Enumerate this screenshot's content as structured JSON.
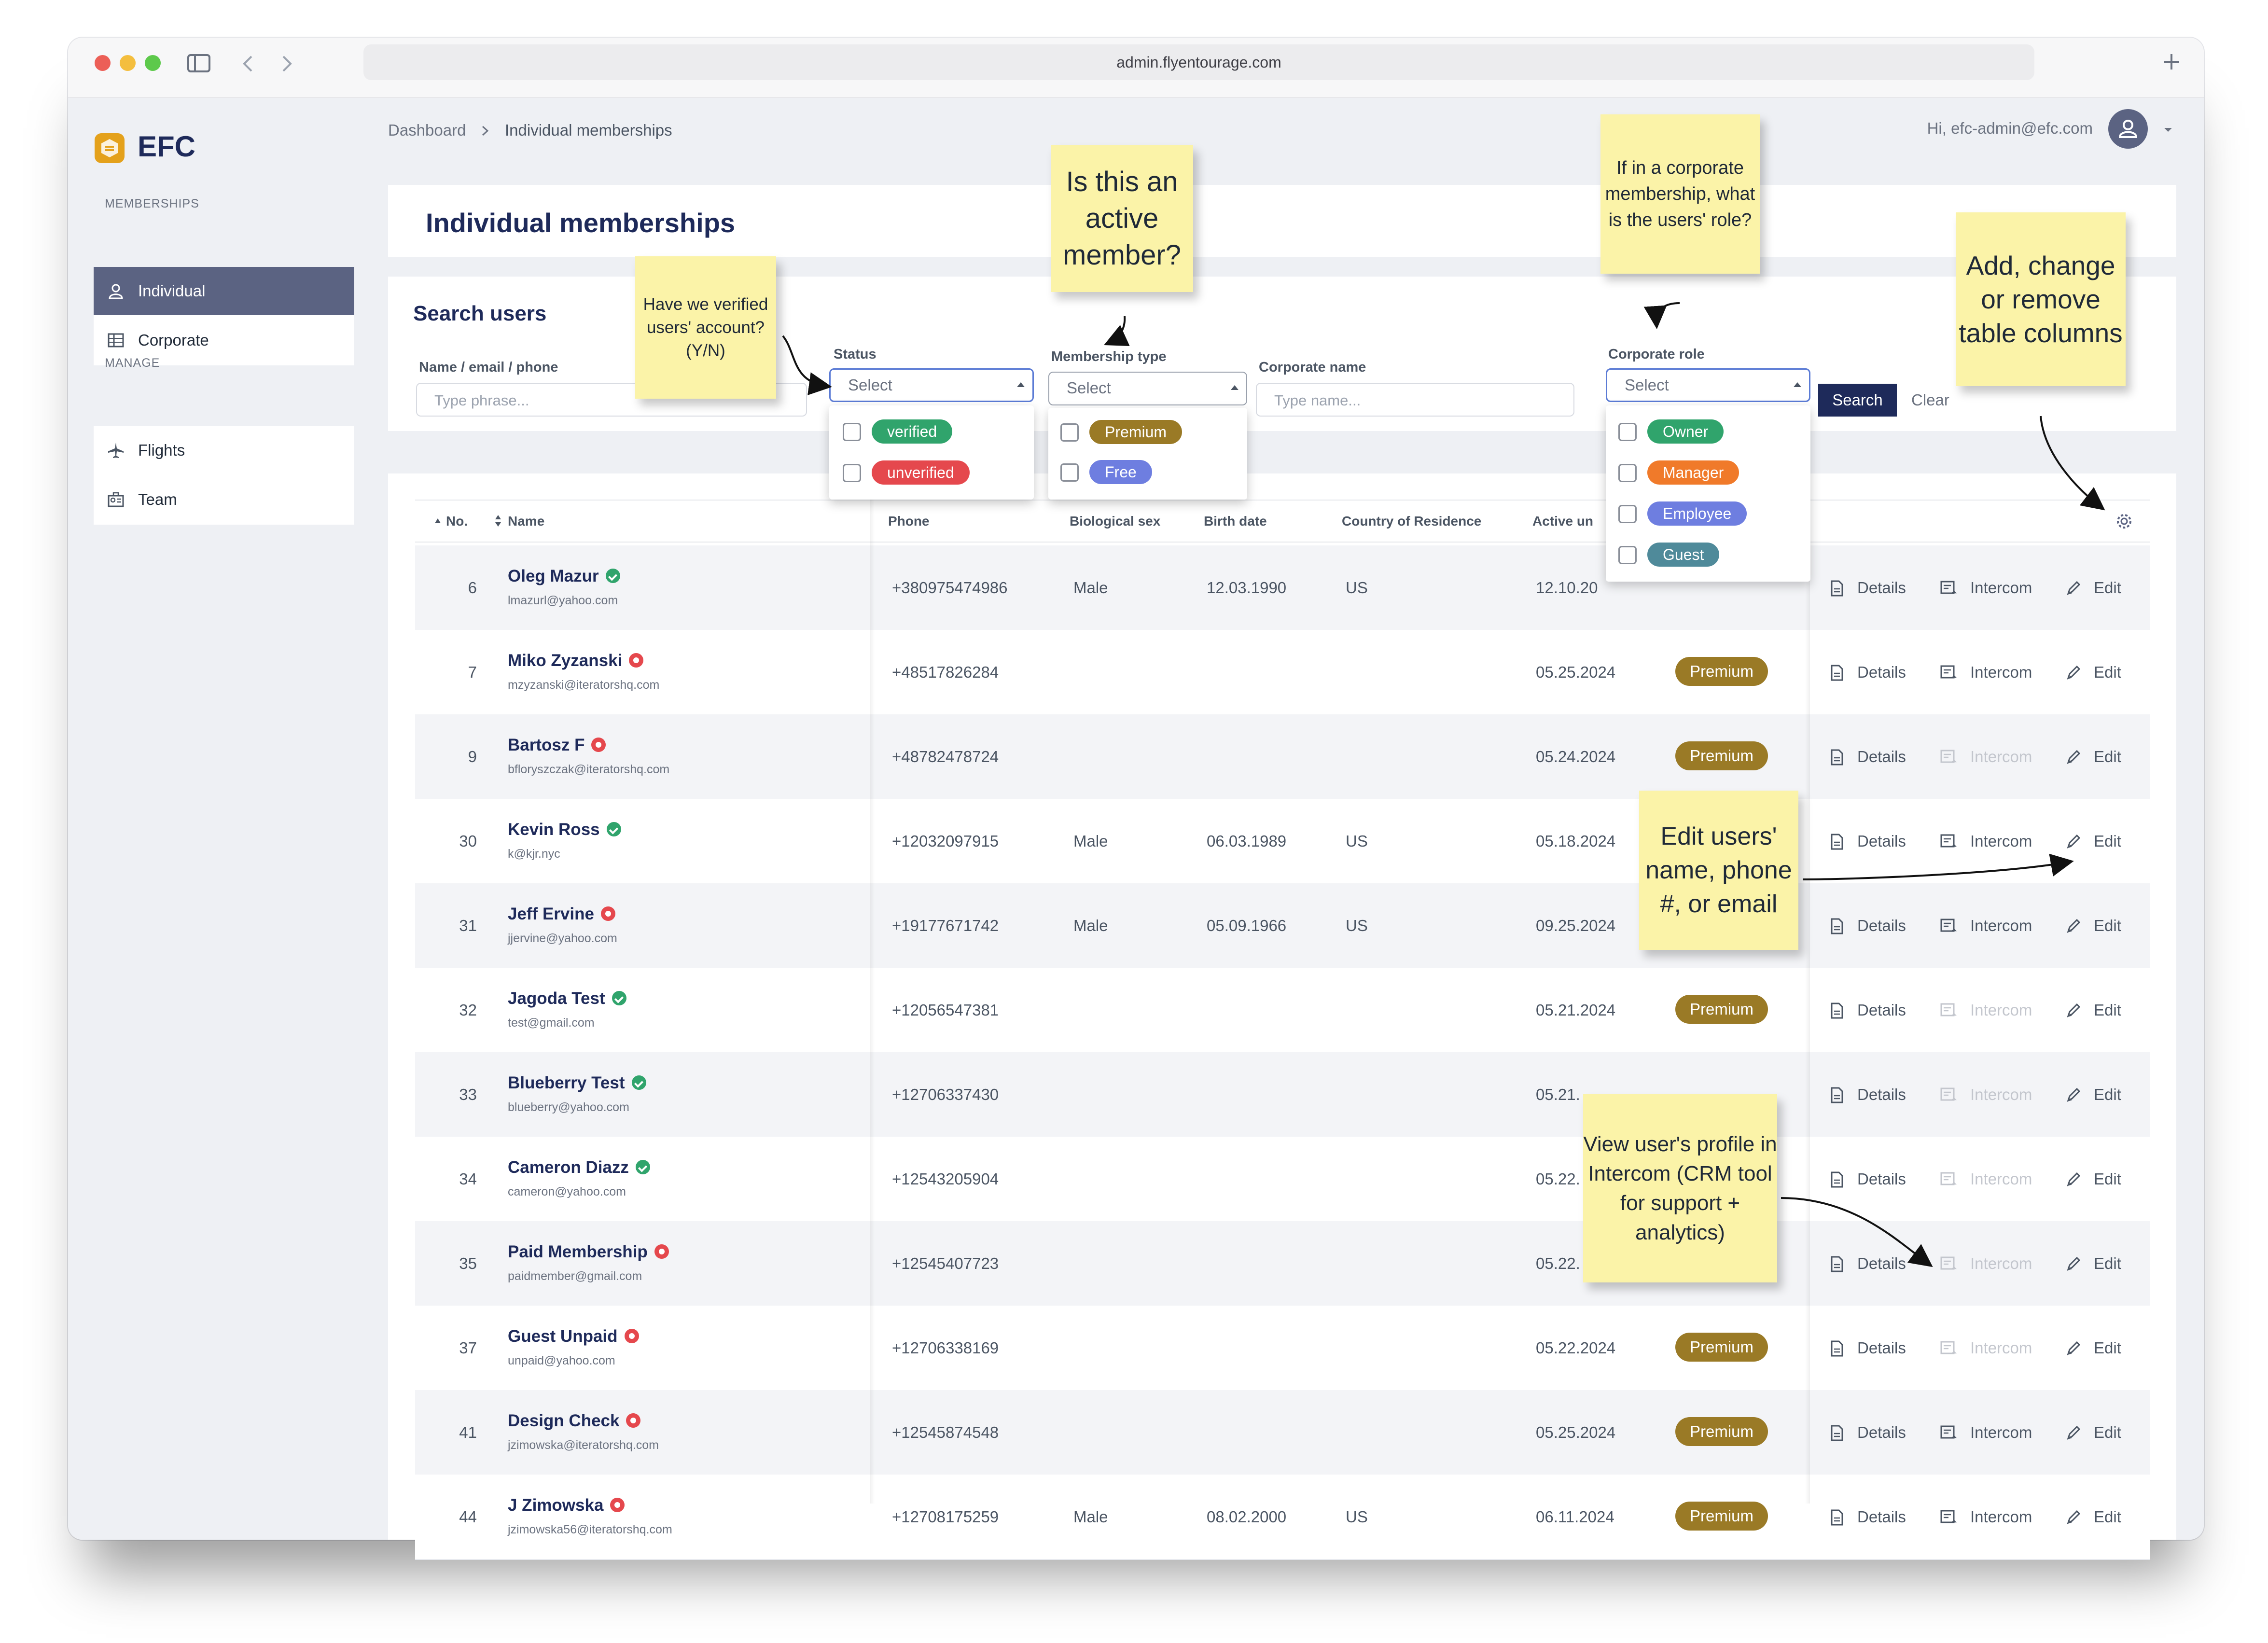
{
  "browser": {
    "url": "admin.flyentourage.com"
  },
  "brand": {
    "name": "EFC"
  },
  "sidebar": {
    "memberships_caption": "MEMBERSHIPS",
    "manage_caption": "MANAGE",
    "items": [
      {
        "label": "Individual",
        "icon": "person-icon",
        "active": true
      },
      {
        "label": "Corporate",
        "icon": "building-icon",
        "active": false
      },
      {
        "label": "Flights",
        "icon": "plane-icon",
        "active": false
      },
      {
        "label": "Team",
        "icon": "team-icon",
        "active": false
      }
    ]
  },
  "header": {
    "breadcrumb": [
      "Dashboard",
      "Individual memberships"
    ],
    "greeting": "Hi, efc-admin@efc.com"
  },
  "page": {
    "title": "Individual memberships"
  },
  "search": {
    "title": "Search users",
    "name_label": "Name / email / phone",
    "name_placeholder": "Type phrase...",
    "status_label": "Status",
    "status_value": "Select",
    "membership_label": "Membership type",
    "membership_value": "Select",
    "corporate_name_label": "Corporate name",
    "corporate_name_placeholder": "Type name...",
    "corporate_role_label": "Corporate role",
    "corporate_role_value": "Select",
    "search_button": "Search",
    "clear_button": "Clear"
  },
  "dropdowns": {
    "status": [
      {
        "label": "verified",
        "color": "#30a46c"
      },
      {
        "label": "unverified",
        "color": "#e5484d"
      }
    ],
    "membership": [
      {
        "label": "Premium",
        "color": "#9a7a26"
      },
      {
        "label": "Free",
        "color": "#6e7ee0"
      }
    ],
    "corporate_role": [
      {
        "label": "Owner",
        "color": "#30a46c"
      },
      {
        "label": "Manager",
        "color": "#f07a2a"
      },
      {
        "label": "Employee",
        "color": "#6e7ee0"
      },
      {
        "label": "Guest",
        "color": "#4f8a9a"
      }
    ]
  },
  "table": {
    "columns": [
      "No.",
      "Name",
      "Phone",
      "Biological sex",
      "Birth date",
      "Country of Residence",
      "Active un"
    ],
    "actions": {
      "details": "Details",
      "intercom": "Intercom",
      "edit": "Edit"
    },
    "rows": [
      {
        "no": "6",
        "name": "Oleg Mazur",
        "email": "lmazurl@yahoo.com",
        "verified": true,
        "phone": "+380975474986",
        "sex": "Male",
        "birth": "12.03.1990",
        "country": "US",
        "active": "12.10.20",
        "membership": "",
        "intercom": true
      },
      {
        "no": "7",
        "name": "Miko Zyzanski",
        "email": "mzyzanski@iteratorshq.com",
        "verified": false,
        "phone": "+48517826284",
        "sex": "",
        "birth": "",
        "country": "",
        "active": "05.25.2024",
        "membership": "Premium",
        "intercom": true
      },
      {
        "no": "9",
        "name": "Bartosz F",
        "email": "bfloryszczak@iteratorshq.com",
        "verified": false,
        "phone": "+48782478724",
        "sex": "",
        "birth": "",
        "country": "",
        "active": "05.24.2024",
        "membership": "Premium",
        "intercom": false
      },
      {
        "no": "30",
        "name": "Kevin Ross",
        "email": "k@kjr.nyc",
        "verified": true,
        "phone": "+12032097915",
        "sex": "Male",
        "birth": "06.03.1989",
        "country": "US",
        "active": "05.18.2024",
        "membership": "",
        "intercom": true
      },
      {
        "no": "31",
        "name": "Jeff Ervine",
        "email": "jjervine@yahoo.com",
        "verified": false,
        "phone": "+19177671742",
        "sex": "Male",
        "birth": "05.09.1966",
        "country": "US",
        "active": "09.25.2024",
        "membership": "",
        "intercom": true
      },
      {
        "no": "32",
        "name": "Jagoda Test",
        "email": "test@gmail.com",
        "verified": true,
        "phone": "+12056547381",
        "sex": "",
        "birth": "",
        "country": "",
        "active": "05.21.2024",
        "membership": "Premium",
        "intercom": false
      },
      {
        "no": "33",
        "name": "Blueberry Test",
        "email": "blueberry@yahoo.com",
        "verified": true,
        "phone": "+12706337430",
        "sex": "",
        "birth": "",
        "country": "",
        "active": "05.21.",
        "membership": "",
        "intercom": false
      },
      {
        "no": "34",
        "name": "Cameron Diazz",
        "email": "cameron@yahoo.com",
        "verified": true,
        "phone": "+12543205904",
        "sex": "",
        "birth": "",
        "country": "",
        "active": "05.22.",
        "membership": "",
        "intercom": false
      },
      {
        "no": "35",
        "name": "Paid Membership",
        "email": "paidmember@gmail.com",
        "verified": false,
        "phone": "+12545407723",
        "sex": "",
        "birth": "",
        "country": "",
        "active": "05.22.",
        "membership": "",
        "intercom": false
      },
      {
        "no": "37",
        "name": "Guest Unpaid",
        "email": "unpaid@yahoo.com",
        "verified": false,
        "phone": "+12706338169",
        "sex": "",
        "birth": "",
        "country": "",
        "active": "05.22.2024",
        "membership": "Premium",
        "intercom": false
      },
      {
        "no": "41",
        "name": "Design Check",
        "email": "jzimowska@iteratorshq.com",
        "verified": false,
        "phone": "+12545874548",
        "sex": "",
        "birth": "",
        "country": "",
        "active": "05.25.2024",
        "membership": "Premium",
        "intercom": true
      },
      {
        "no": "44",
        "name": "J Zimowska",
        "email": "jzimowska56@iteratorshq.com",
        "verified": false,
        "phone": "+12708175259",
        "sex": "Male",
        "birth": "08.02.2000",
        "country": "US",
        "active": "06.11.2024",
        "membership": "Premium",
        "intercom": true
      }
    ]
  },
  "annotations": {
    "verified": "Have we verified users' account? (Y/N)",
    "active": "Is this an active member?",
    "corporate_role": "If in a corporate membership, what is the users' role?",
    "columns": "Add, change or remove table columns",
    "edit": "Edit users' name, phone #, or email",
    "intercom": "View user's profile in Intercom (CRM tool for support + analytics)"
  }
}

## [DO THIS]
Restate each entry word for word, leaving out any pictures.

## [ANSWER BELOW]
Enumerate this screenshot's content as structured JSON.
{
  "browser": {
    "url": "admin.flyentourage.com"
  },
  "brand": {
    "name": "EFC"
  },
  "sidebar": {
    "memberships_caption": "MEMBERSHIPS",
    "manage_caption": "MANAGE",
    "items": [
      {
        "label": "Individual",
        "icon": "person-icon",
        "active": true
      },
      {
        "label": "Corporate",
        "icon": "building-icon",
        "active": false
      },
      {
        "label": "Flights",
        "icon": "plane-icon",
        "active": false
      },
      {
        "label": "Team",
        "icon": "team-icon",
        "active": false
      }
    ]
  },
  "header": {
    "breadcrumb": [
      "Dashboard",
      "Individual memberships"
    ],
    "greeting": "Hi, efc-admin@efc.com"
  },
  "page": {
    "title": "Individual memberships"
  },
  "search": {
    "title": "Search users",
    "name_label": "Name / email / phone",
    "name_placeholder": "Type phrase...",
    "status_label": "Status",
    "status_value": "Select",
    "membership_label": "Membership type",
    "membership_value": "Select",
    "corporate_name_label": "Corporate name",
    "corporate_name_placeholder": "Type name...",
    "corporate_role_label": "Corporate role",
    "corporate_role_value": "Select",
    "search_button": "Search",
    "clear_button": "Clear"
  },
  "dropdowns": {
    "status": [
      {
        "label": "verified",
        "color": "#30a46c"
      },
      {
        "label": "unverified",
        "color": "#e5484d"
      }
    ],
    "membership": [
      {
        "label": "Premium",
        "color": "#9a7a26"
      },
      {
        "label": "Free",
        "color": "#6e7ee0"
      }
    ],
    "corporate_role": [
      {
        "label": "Owner",
        "color": "#30a46c"
      },
      {
        "label": "Manager",
        "color": "#f07a2a"
      },
      {
        "label": "Employee",
        "color": "#6e7ee0"
      },
      {
        "label": "Guest",
        "color": "#4f8a9a"
      }
    ]
  },
  "table": {
    "columns": [
      "No.",
      "Name",
      "Phone",
      "Biological sex",
      "Birth date",
      "Country of Residence",
      "Active un"
    ],
    "actions": {
      "details": "Details",
      "intercom": "Intercom",
      "edit": "Edit"
    },
    "rows": [
      {
        "no": "6",
        "name": "Oleg Mazur",
        "email": "lmazurl@yahoo.com",
        "verified": true,
        "phone": "+380975474986",
        "sex": "Male",
        "birth": "12.03.1990",
        "country": "US",
        "active": "12.10.20",
        "membership": "",
        "intercom": true
      },
      {
        "no": "7",
        "name": "Miko Zyzanski",
        "email": "mzyzanski@iteratorshq.com",
        "verified": false,
        "phone": "+48517826284",
        "sex": "",
        "birth": "",
        "country": "",
        "active": "05.25.2024",
        "membership": "Premium",
        "intercom": true
      },
      {
        "no": "9",
        "name": "Bartosz F",
        "email": "bfloryszczak@iteratorshq.com",
        "verified": false,
        "phone": "+48782478724",
        "sex": "",
        "birth": "",
        "country": "",
        "active": "05.24.2024",
        "membership": "Premium",
        "intercom": false
      },
      {
        "no": "30",
        "name": "Kevin Ross",
        "email": "k@kjr.nyc",
        "verified": true,
        "phone": "+12032097915",
        "sex": "Male",
        "birth": "06.03.1989",
        "country": "US",
        "active": "05.18.2024",
        "membership": "",
        "intercom": true
      },
      {
        "no": "31",
        "name": "Jeff Ervine",
        "email": "jjervine@yahoo.com",
        "verified": false,
        "phone": "+19177671742",
        "sex": "Male",
        "birth": "05.09.1966",
        "country": "US",
        "active": "09.25.2024",
        "membership": "",
        "intercom": true
      },
      {
        "no": "32",
        "name": "Jagoda Test",
        "email": "test@gmail.com",
        "verified": true,
        "phone": "+12056547381",
        "sex": "",
        "birth": "",
        "country": "",
        "active": "05.21.2024",
        "membership": "Premium",
        "intercom": false
      },
      {
        "no": "33",
        "name": "Blueberry Test",
        "email": "blueberry@yahoo.com",
        "verified": true,
        "phone": "+12706337430",
        "sex": "",
        "birth": "",
        "country": "",
        "active": "05.21.",
        "membership": "",
        "intercom": false
      },
      {
        "no": "34",
        "name": "Cameron Diazz",
        "email": "cameron@yahoo.com",
        "verified": true,
        "phone": "+12543205904",
        "sex": "",
        "birth": "",
        "country": "",
        "active": "05.22.",
        "membership": "",
        "intercom": false
      },
      {
        "no": "35",
        "name": "Paid Membership",
        "email": "paidmember@gmail.com",
        "verified": false,
        "phone": "+12545407723",
        "sex": "",
        "birth": "",
        "country": "",
        "active": "05.22.",
        "membership": "",
        "intercom": false
      },
      {
        "no": "37",
        "name": "Guest Unpaid",
        "email": "unpaid@yahoo.com",
        "verified": false,
        "phone": "+12706338169",
        "sex": "",
        "birth": "",
        "country": "",
        "active": "05.22.2024",
        "membership": "Premium",
        "intercom": false
      },
      {
        "no": "41",
        "name": "Design Check",
        "email": "jzimowska@iteratorshq.com",
        "verified": false,
        "phone": "+12545874548",
        "sex": "",
        "birth": "",
        "country": "",
        "active": "05.25.2024",
        "membership": "Premium",
        "intercom": true
      },
      {
        "no": "44",
        "name": "J Zimowska",
        "email": "jzimowska56@iteratorshq.com",
        "verified": false,
        "phone": "+12708175259",
        "sex": "Male",
        "birth": "08.02.2000",
        "country": "US",
        "active": "06.11.2024",
        "membership": "Premium",
        "intercom": true
      }
    ]
  },
  "annotations": {
    "verified": "Have we verified users' account? (Y/N)",
    "active": "Is this an active member?",
    "corporate_role": "If in a corporate membership, what is the users' role?",
    "columns": "Add, change or remove table columns",
    "edit": "Edit users' name, phone #, or email",
    "intercom": "View user's profile in Intercom (CRM tool for support + analytics)"
  }
}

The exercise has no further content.